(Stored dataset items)

===============

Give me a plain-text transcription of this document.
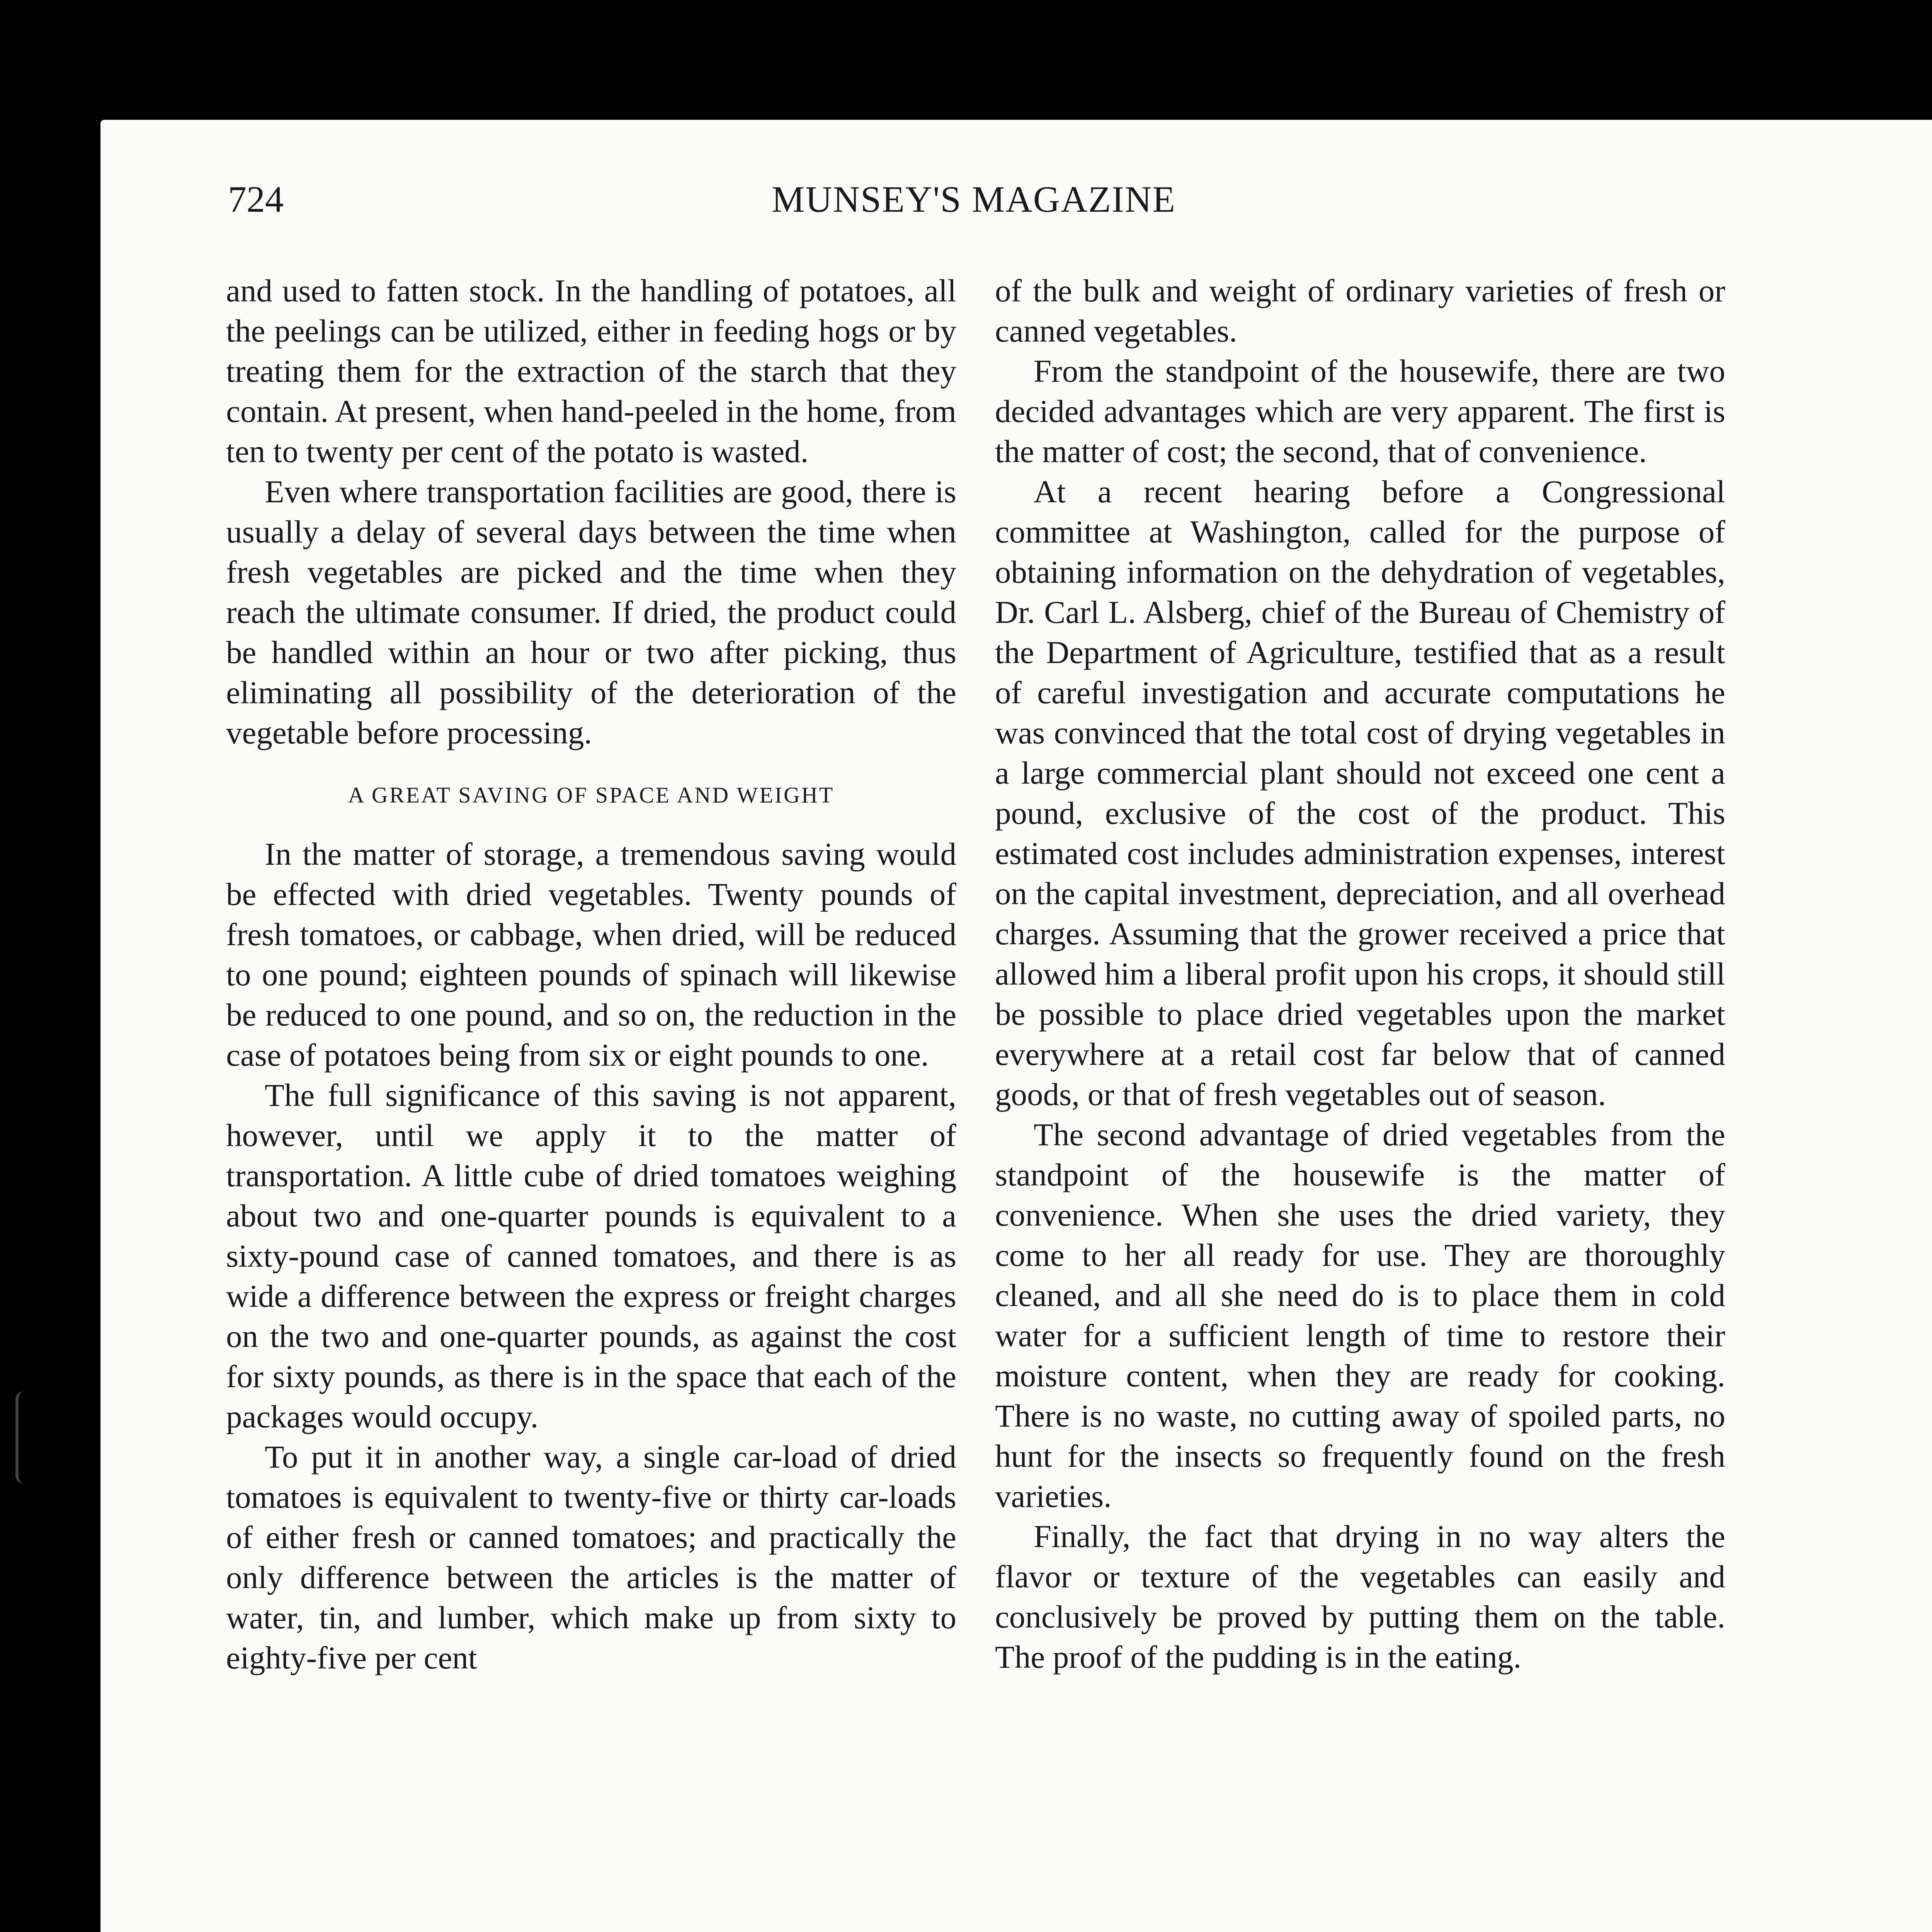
724	MUNSEY'S MAGAZINE

and used to fatten stock. In the handling of potatoes, all the peelings can be utilized, either in feeding hogs or by treating them for the extraction of the starch that they contain. At present, when hand-peeled in the home, from ten to twenty per cent of the potato is wasted.

Even where transportation facilities are good, there is usually a delay of several days between the time when fresh vegetables are picked and the time when they reach the ultimate consumer. If dried, the product could be handled within an hour or two after picking, thus eliminating all possibility of the deterioration of the vegetable before processing.

A GREAT SAVING OF SPACE AND WEIGHT

In the matter of storage, a tremendous saving would be effected with dried vegetables. Twenty pounds of fresh tomatoes, or cabbage, when dried, will be reduced to one pound; eighteen pounds of spinach will likewise be reduced to one pound, and so on, the reduction in the case of potatoes being from six or eight pounds to one.

The full significance of this saving is not apparent, however, until we apply it to the matter of transportation. A little cube of dried tomatoes weighing about two and one-quarter pounds is equivalent to a sixty-pound case of canned tomatoes, and there is as wide a difference between the express or freight charges on the two and one-quarter pounds, as against the cost for sixty pounds, as there is in the space that each of the packages would occupy.

To put it in another way, a single car-load of dried tomatoes is equivalent to twenty-five or thirty car-loads of either fresh or canned tomatoes; and practically the only difference between the articles is the matter of water, tin, and lumber, which make up from sixty to eighty-five per cent

of the bulk and weight of ordinary varieties of fresh or canned vegetables.

From the standpoint of the housewife, there are two decided advantages which are very apparent. The first is the matter of cost; the second, that of convenience.

At a recent hearing before a Congressional committee at Washington, called for the purpose of obtaining information on the dehydration of vegetables, Dr. Carl L. Alsberg, chief of the Bureau of Chemistry of the Department of Agriculture, testified that as a result of careful investigation and accurate computations he was convinced that the total cost of drying vegetables in a large commercial plant should not exceed one cent a pound, exclusive of the cost of the product. This estimated cost includes administration expenses, interest on the capital investment, depreciation, and all overhead charges. Assuming that the grower received a price that allowed him a liberal profit upon his crops, it should still be possible to place dried vegetables upon the market everywhere at a retail cost far below that of canned goods, or that of fresh vegetables out of season.

The second advantage of dried vegetables from the standpoint of the housewife is the matter of convenience. When she uses the dried variety, they come to her all ready for use. They are thoroughly cleaned, and all she need do is to place them in cold water for a sufficient length of time to restore their moisture content, when they are ready for cooking. There is no waste, no cutting away of spoiled parts, no hunt for the insects so frequently found on the fresh varieties.

Finally, the fact that drying in no way alters the flavor or texture of the vegetables can easily and conclusively be proved by putting them on the table. The proof of the pudding is in the eating.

===============

GIVEN REQUEST: Repeat the entries exactly and keep the pictures out of the copy.

TASK OUTPUT:
Give me a plain-text transcription of this document.
724	MUNSEY'S MAGAZINE

and used to fatten stock. In the handling of potatoes, all the peelings can be utilized, either in feeding hogs or by treating them for the extraction of the starch that they contain. At present, when hand-peeled in the home, from ten to twenty per cent of the potato is wasted.

Even where transportation facilities are good, there is usually a delay of several days between the time when fresh vegetables are picked and the time when they reach the ultimate consumer. If dried, the product could be handled within an hour or two after picking, thus eliminating all possibility of the deterioration of the vegetable before processing.

A GREAT SAVING OF SPACE AND WEIGHT

In the matter of storage, a tremendous saving would be effected with dried vegetables. Twenty pounds of fresh tomatoes, or cabbage, when dried, will be reduced to one pound; eighteen pounds of spinach will likewise be reduced to one pound, and so on, the reduction in the case of potatoes being from six or eight pounds to one.

The full significance of this saving is not apparent, however, until we apply it to the matter of transportation. A little cube of dried tomatoes weighing about two and one-quarter pounds is equivalent to a sixty-pound case of canned tomatoes, and there is as wide a difference between the express or freight charges on the two and one-quarter pounds, as against the cost for sixty pounds, as there is in the space that each of the packages would occupy.

To put it in another way, a single car-load of dried tomatoes is equivalent to twenty-five or thirty car-loads of either fresh or canned tomatoes; and practically the only difference between the articles is the matter of water, tin, and lumber, which make up from sixty to eighty-five per cent

of the bulk and weight of ordinary varieties of fresh or canned vegetables.

From the standpoint of the housewife, there are two decided advantages which are very apparent. The first is the matter of cost; the second, that of convenience.

At a recent hearing before a Congressional committee at Washington, called for the purpose of obtaining information on the dehydration of vegetables, Dr. Carl L. Alsberg, chief of the Bureau of Chemistry of the Department of Agriculture, testified that as a result of careful investigation and accurate computations he was convinced that the total cost of drying vegetables in a large commercial plant should not exceed one cent a pound, exclusive of the cost of the product. This estimated cost includes administration expenses, interest on the capital investment, depreciation, and all overhead charges. Assuming that the grower received a price that allowed him a liberal profit upon his crops, it should still be possible to place dried vegetables upon the market everywhere at a retail cost far below that of canned goods, or that of fresh vegetables out of season.

The second advantage of dried vegetables from the standpoint of the housewife is the matter of convenience. When she uses the dried variety, they come to her all ready for use. They are thoroughly cleaned, and all she need do is to place them in cold water for a sufficient length of time to restore their moisture content, when they are ready for cooking. There is no waste, no cutting away of spoiled parts, no hunt for the insects so frequently found on the fresh varieties.

Finally, the fact that drying in no way alters the flavor or texture of the vegetables can easily and conclusively be proved by putting them on the table. The proof of the pudding is in the eating.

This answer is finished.